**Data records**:
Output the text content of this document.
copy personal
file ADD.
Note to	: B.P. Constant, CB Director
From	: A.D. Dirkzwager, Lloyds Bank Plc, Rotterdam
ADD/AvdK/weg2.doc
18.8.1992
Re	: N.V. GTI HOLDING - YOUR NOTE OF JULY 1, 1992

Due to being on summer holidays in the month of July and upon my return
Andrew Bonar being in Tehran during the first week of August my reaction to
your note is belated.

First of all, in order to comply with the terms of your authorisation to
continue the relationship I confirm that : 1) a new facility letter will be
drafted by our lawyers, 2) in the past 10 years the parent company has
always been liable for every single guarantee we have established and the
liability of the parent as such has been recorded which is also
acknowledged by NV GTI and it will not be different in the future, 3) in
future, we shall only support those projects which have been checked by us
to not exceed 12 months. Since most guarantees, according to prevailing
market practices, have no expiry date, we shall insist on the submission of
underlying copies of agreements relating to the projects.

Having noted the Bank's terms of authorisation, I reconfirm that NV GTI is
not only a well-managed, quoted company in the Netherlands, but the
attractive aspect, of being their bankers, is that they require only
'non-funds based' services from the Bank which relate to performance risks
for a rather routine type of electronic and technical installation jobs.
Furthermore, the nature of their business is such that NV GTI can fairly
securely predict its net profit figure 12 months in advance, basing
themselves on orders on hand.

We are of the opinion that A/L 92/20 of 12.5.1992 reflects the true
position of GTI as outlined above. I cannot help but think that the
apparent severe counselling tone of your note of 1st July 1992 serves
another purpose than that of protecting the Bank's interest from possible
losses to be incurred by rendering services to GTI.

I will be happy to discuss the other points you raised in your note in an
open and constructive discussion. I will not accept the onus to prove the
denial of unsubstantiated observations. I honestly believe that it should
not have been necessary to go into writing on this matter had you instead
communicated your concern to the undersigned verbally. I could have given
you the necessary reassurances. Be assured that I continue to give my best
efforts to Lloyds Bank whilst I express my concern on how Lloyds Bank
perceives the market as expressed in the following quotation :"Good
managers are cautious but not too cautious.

**Exercise details**: Repeat all the entries exactly as given.

**Written solution**:
Output the text content of this document.
copy personal
file ADD.
Note to	: B.P. Constant, CB Director
From	: A.D. Dirkzwager, Lloyds Bank Plc, Rotterdam
ADD/AvdK/weg2.doc
18.8.1992
Re	: N.V. GTI HOLDING - YOUR NOTE OF JULY 1, 1992

Due to being on summer holidays in the month of July and upon my return
Andrew Bonar being in Tehran during the first week of August my reaction to
your note is belated.

First of all, in order to comply with the terms of your authorisation to
continue the relationship I confirm that : 1) a new facility letter will be
drafted by our lawyers, 2) in the past 10 years the parent company has
always been liable for every single guarantee we have established and the
liability of the parent as such has been recorded which is also
acknowledged by NV GTI and it will not be different in the future, 3) in
future, we shall only support those projects which have been checked by us
to not exceed 12 months. Since most guarantees, according to prevailing
market practices, have no expiry date, we shall insist on the submission of
underlying copies of agreements relating to the projects.

Having noted the Bank's terms of authorisation, I reconfirm that NV GTI is
not only a well-managed, quoted company in the Netherlands, but the
attractive aspect, of being their bankers, is that they require only
'non-funds based' services from the Bank which relate to performance risks
for a rather routine type of electronic and technical installation jobs.
Furthermore, the nature of their business is such that NV GTI can fairly
securely predict its net profit figure 12 months in advance, basing
themselves on orders on hand.

We are of the opinion that A/L 92/20 of 12.5.1992 reflects the true
position of GTI as outlined above. I cannot help but think that the
apparent severe counselling tone of your note of 1st July 1992 serves
another purpose than that of protecting the Bank's interest from possible
losses to be incurred by rendering services to GTI.

I will be happy to discuss the other points you raised in your note in an
open and constructive discussion. I will not accept the onus to prove the
denial of unsubstantiated observations. I honestly believe that it should
not have been necessary to go into writing on this matter had you instead
communicated your concern to the undersigned verbally. I could have given
you the necessary reassurances. Be assured that I continue to give my best
efforts to Lloyds Bank whilst I express my concern on how Lloyds Bank
perceives the market as expressed in the following quotation :"Good
managers are cautious but not too cautious.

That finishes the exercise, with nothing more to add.